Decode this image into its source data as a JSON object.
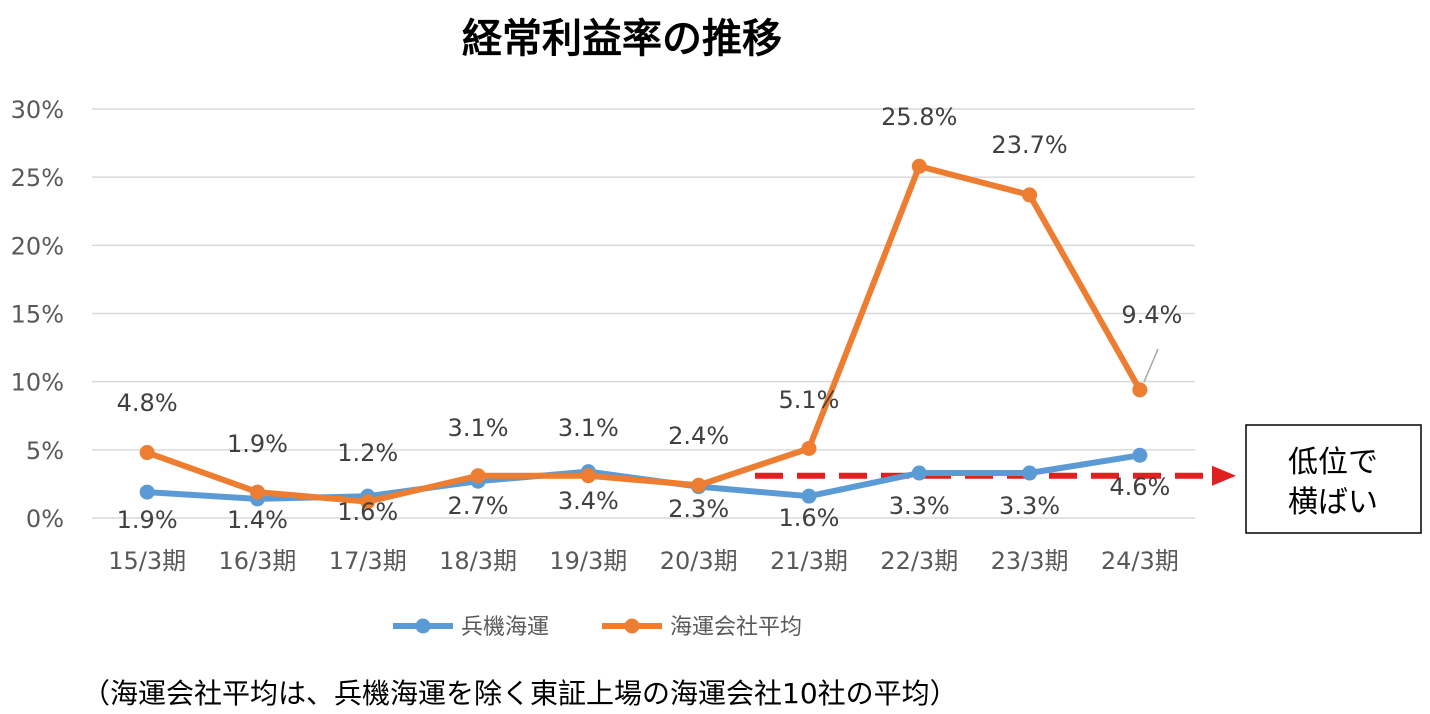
{
  "chart_data": {
    "type": "line",
    "title": "経常利益率の推移",
    "categories": [
      "15/3期",
      "16/3期",
      "17/3期",
      "18/3期",
      "19/3期",
      "20/3期",
      "21/3期",
      "22/3期",
      "23/3期",
      "24/3期"
    ],
    "ylim": [
      0,
      30
    ],
    "yticks": [
      "0%",
      "5%",
      "10%",
      "15%",
      "20%",
      "25%",
      "30%"
    ],
    "grid": true,
    "legend_position": "bottom",
    "series": [
      {
        "name": "兵機海運",
        "color": "#5B9BD5",
        "values": [
          1.9,
          1.4,
          1.6,
          2.7,
          3.4,
          2.3,
          1.6,
          3.3,
          3.3,
          4.6
        ],
        "labels": [
          "1.9%",
          "1.4%",
          "1.6%",
          "2.7%",
          "3.4%",
          "2.3%",
          "1.6%",
          "3.3%",
          "3.3%",
          "4.6%"
        ]
      },
      {
        "name": "海運会社平均",
        "color": "#ED7D31",
        "values": [
          4.8,
          1.9,
          1.2,
          3.1,
          3.1,
          2.4,
          5.1,
          25.8,
          23.7,
          9.4
        ],
        "labels": [
          "4.8%",
          "1.9%",
          "1.2%",
          "3.1%",
          "3.1%",
          "2.4%",
          "5.1%",
          "25.8%",
          "23.7%",
          "9.4%"
        ]
      }
    ],
    "annotation": {
      "arrow_color": "#E02020",
      "box_lines": [
        "低位で",
        "横ばい"
      ]
    },
    "note": "（海運会社平均は、兵機海運を除く東証上場の海運会社10社の平均）"
  }
}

□ □ □

→ **Task to complete**
Quote the data above in full, leaving out the pictures it holds.

→ **Task output**
Decode this image into its source data as a JSON object.
{
  "chart_data": {
    "type": "line",
    "title": "経常利益率の推移",
    "categories": [
      "15/3期",
      "16/3期",
      "17/3期",
      "18/3期",
      "19/3期",
      "20/3期",
      "21/3期",
      "22/3期",
      "23/3期",
      "24/3期"
    ],
    "ylim": [
      0,
      30
    ],
    "yticks": [
      "0%",
      "5%",
      "10%",
      "15%",
      "20%",
      "25%",
      "30%"
    ],
    "grid": true,
    "legend_position": "bottom",
    "series": [
      {
        "name": "兵機海運",
        "color": "#5B9BD5",
        "values": [
          1.9,
          1.4,
          1.6,
          2.7,
          3.4,
          2.3,
          1.6,
          3.3,
          3.3,
          4.6
        ],
        "labels": [
          "1.9%",
          "1.4%",
          "1.6%",
          "2.7%",
          "3.4%",
          "2.3%",
          "1.6%",
          "3.3%",
          "3.3%",
          "4.6%"
        ]
      },
      {
        "name": "海運会社平均",
        "color": "#ED7D31",
        "values": [
          4.8,
          1.9,
          1.2,
          3.1,
          3.1,
          2.4,
          5.1,
          25.8,
          23.7,
          9.4
        ],
        "labels": [
          "4.8%",
          "1.9%",
          "1.2%",
          "3.1%",
          "3.1%",
          "2.4%",
          "5.1%",
          "25.8%",
          "23.7%",
          "9.4%"
        ]
      }
    ],
    "annotation": {
      "arrow_color": "#E02020",
      "box_lines": [
        "低位で",
        "横ばい"
      ]
    },
    "note": "（海運会社平均は、兵機海運を除く東証上場の海運会社10社の平均）"
  }
}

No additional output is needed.